What you will do: Take each line that has the word "Seagate" and return it.

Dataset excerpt
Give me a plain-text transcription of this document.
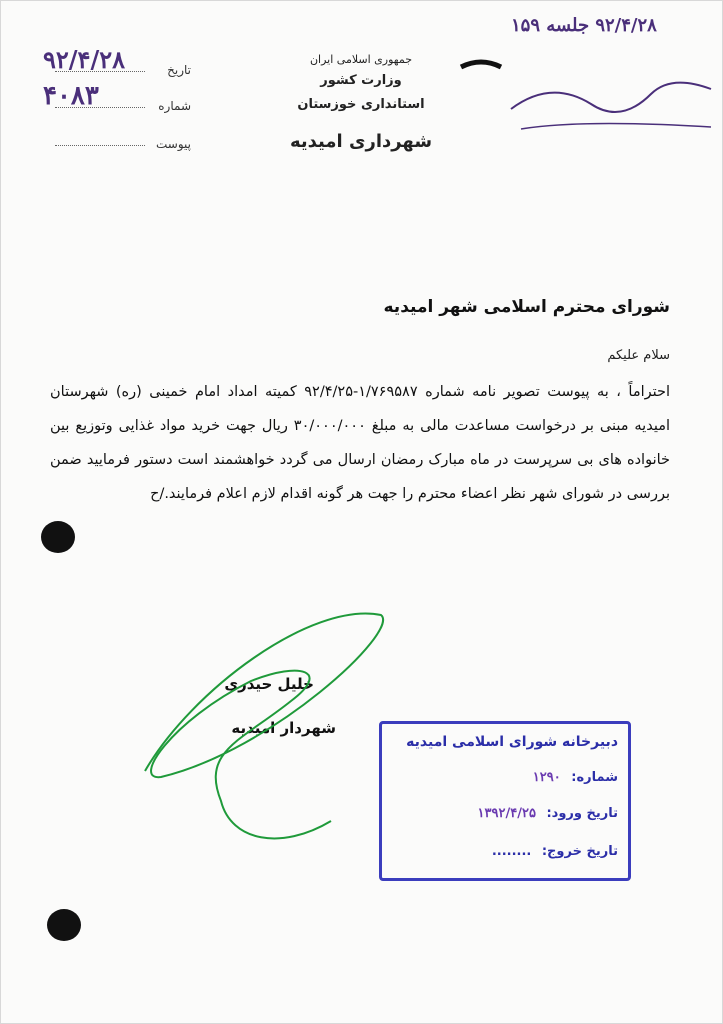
جمهوری اسلامی ایران
وزارت کشور
استانداری خوزستان
شهرداری امیدیه
تاریخ
شماره
پیوست
۹۲/۴/۲۸
۴۰۸۳
۹۲/۴/۲۸ جلسه ۱۵۹
شورای محترم اسلامی شهر امیدیه
سلام علیکم

احتراماً ، به پیوست تصویر نامه شماره ۱/۷۶۹۵۸۷-۹۲/۴/۲۵ کمیته امداد امام خمینی (ره) شهرستان امیدیه مبنی بر درخواست مساعدت مالی به مبلغ ۳۰/۰۰۰/۰۰۰ ریال جهت خرید مواد غذایی وتوزیع بین خانواده های بی سرپرست در ماه مبارک رمضان ارسال می گردد خواهشمند است دستور فرمایید ضمن بررسی در شورای شهر نظر اعضاء محترم را جهت هر گونه اقدام لازم اعلام فرمایند./ح

خلیل حیدری
شهردار امیدیه
دبیرخانه شورای اسلامی امیدیه
شماره: ۱۲۹۰
تاریخ ورود: ۱۳۹۲/۴/۲۵
تاریخ خروج: ........
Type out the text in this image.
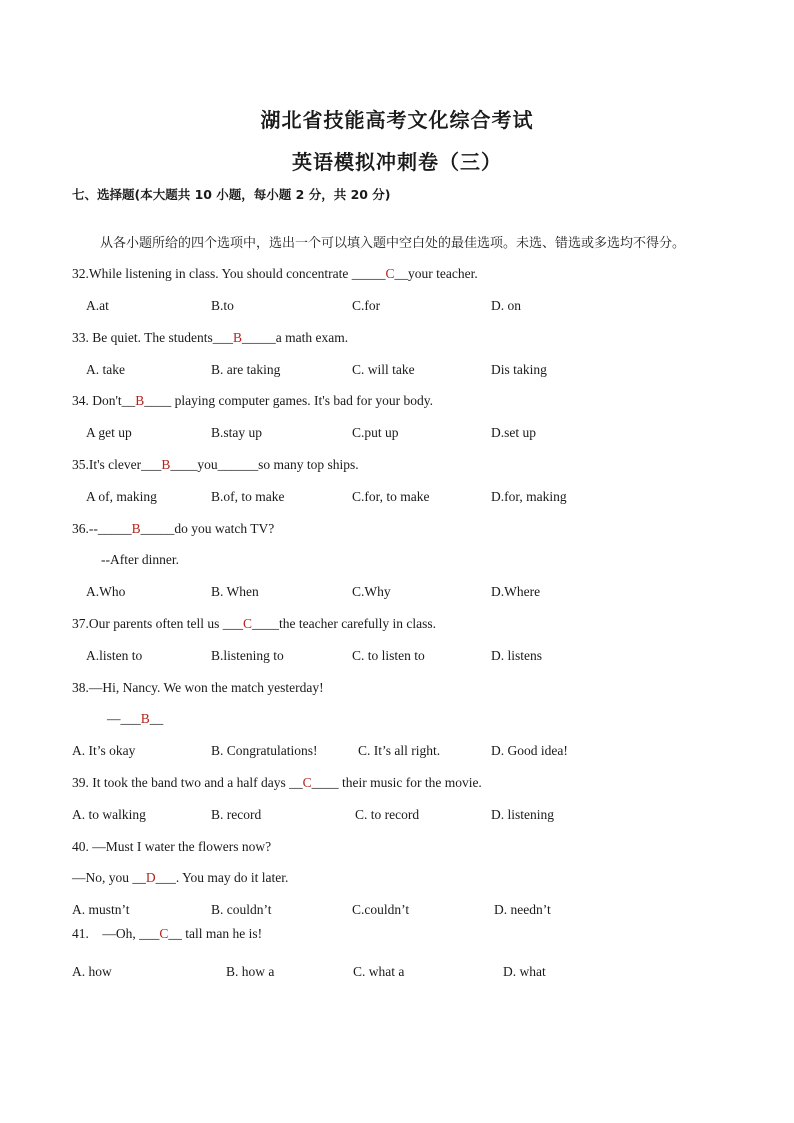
湖北省技能高考文化综合考试
英语模拟冲刺卷（三）
七、选择题(本大题共 10 小题，每小题 2 分，共 20 分)
从各小题所给的四个选项中，选出一个可以填入题中空白处的最佳选项。未选、错选或多选均不得分。
32.While listening in class. You should concentrate _____C__your teacher.
A.at	B.to	C.for	D. on
33. Be quiet. The students___B_____a math exam.
A. take	B. are taking	C. will take	Dis taking
34. Don't__B____ playing computer games. It's bad for your body.
A get up	B.stay up	C.put up	D.set up
35.It's clever___B____you______so many top ships.
A of, making	B.of, to make	C.for, to make	D.for, making
36.--_____B_____do you watch TV?
--After dinner.
A.Who	B. When	C.Why	D.Where
37.Our parents often tell us ___C____the teacher carefully in class.
A.listen to	B.listening to	C. to listen to	D. listens
38.—Hi, Nancy. We won the match yesterday!
—___B__
A. It’s okay	B. Congratulations!	C. It’s all right.	D. Good idea!
39. It took the band two and a half days __C____ their music for the movie.
A. to walking	B. record	C. to record	D. listening
40. —Must I water the flowers now?
—No, you __D___. You may do it later.
A. mustn’t	B. couldn’t	C.couldn’t	D. needn’t
41.    —Oh, ___C__ tall man he is!
A. how	B. how a	C. what a	D. what
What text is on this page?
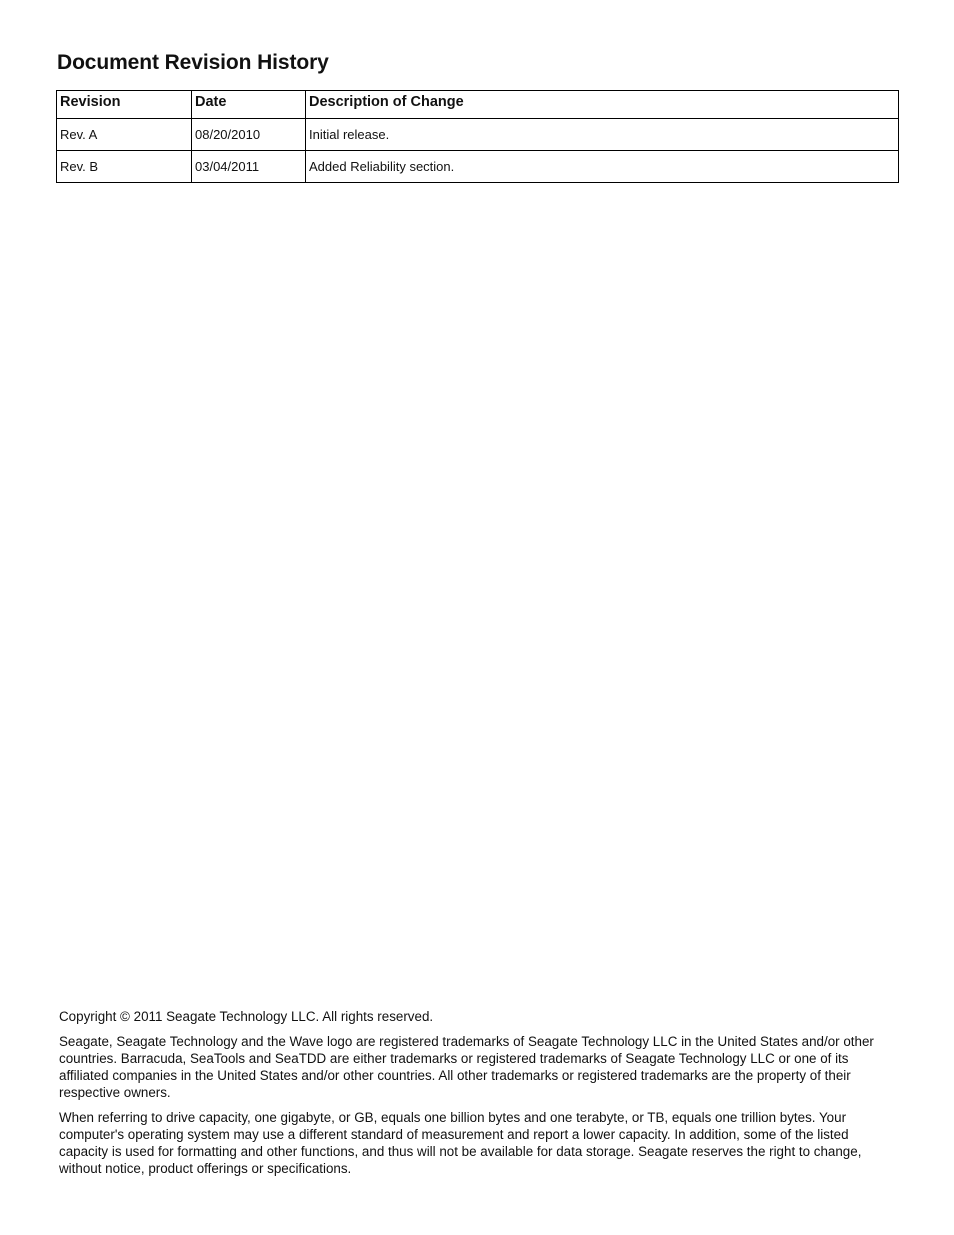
Document Revision History
Revision	Date	Description of Change
Rev. A	08/20/2010	Initial release.
Rev. B	03/04/2011	Added Reliability section.

Copyright © 2011 Seagate Technology LLC. All rights reserved.

Seagate, Seagate Technology and the Wave logo are registered trademarks of Seagate Technology LLC in the United States and/or other countries. Barracuda, SeaTools and SeaTDD are either trademarks or registered trademarks of Seagate Technology LLC or one of its affiliated companies in the United States and/or other countries. All other trademarks or registered trademarks are the property of their respective owners.

When referring to drive capacity, one gigabyte, or GB, equals one billion bytes and one terabyte, or TB, equals one trillion bytes. Your computer's operating system may use a different standard of measurement and report a lower capacity. In addition, some of the listed capacity is used for formatting and other functions, and thus will not be available for data storage. Seagate reserves the right to change, without notice, product offerings or specifications.
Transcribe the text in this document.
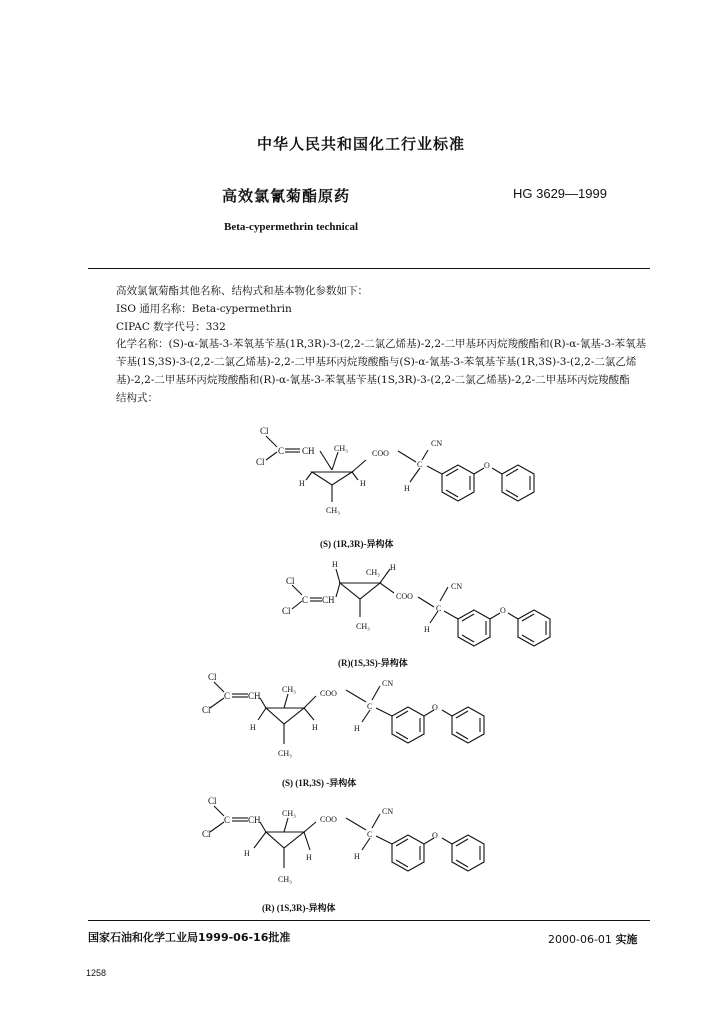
中华人民共和国化工行业标准
高效氯氰菊酯原药	HG 3629—1999
Beta-cypermethrin technical

高效氯氰菊酯其他名称、结构式和基本物化参数如下：

ISO 通用名称：Beta-cypermethrin

CIPAC 数字代号：332

化学名称：(S)-α-氰基-3-苯氧基苄基(1R,3R)-3-(2,2-二氯乙烯基)-2,2-二甲基环丙烷羧酸酯和(R)-α-氰基-3-苯氧基苄基(1S,3S)-3-(2,2-二氯乙烯基)-2,2-二甲基环丙烷羧酸酯与(S)-α-氰基-3-苯氧基苄基(1R,3S)-3-(2,2-二氯乙烯基)-2,2-二甲基环丙烷羧酸酯和(R)-α-氰基-3-苯氧基苄基(1S,3R)-3-(2,2-二氯乙烯基)-2,2-二甲基环丙烷羧酸酯

结构式：

Cl
Cl
C CH CH₃
CH₃
H	H
COO
CN
C
H
O
(S) (1R,3R)-异构体
Cl
Cl
C CH
H	H
CH₃
CH₃
COO
CN
C
H
O
(R)(1S,3S)-异构体
Cl
Cl
C CH
CH₃
CH₃
H	H
COO
CN
C
H
O
(S) (1R,3S) -异构体
Cl
Cl
C CH
CH₃
CH₃
H	H
COO
CN
C
H
O
(R) (1S,3R)-异构体
国家石油和化学工业局1999-06-16批准	2000-06-01 实施
1258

Complete answer:
Copyright © 2011 Seagate Technology LLC. All rights reserved.
Seagate, Seagate Technology and the Wave logo are registered trademarks of Seagate Technology LLC in the United States and/or other countries. Barracuda, SeaTools and SeaTDD are either trademarks or registered trademarks of Seagate Technology LLC or one of its affiliated companies in the United States and/or other countries. All other trademarks or registered trademarks are the property of their respective owners.
When referring to drive capacity, one gigabyte, or GB, equals one billion bytes and one terabyte, or TB, equals one trillion bytes. Your computer's operating system may use a different standard of measurement and report a lower capacity. In addition, some of the listed capacity is used for formatting and other functions, and thus will not be available for data storage. Seagate reserves the right to change, without notice, product offerings or specifications.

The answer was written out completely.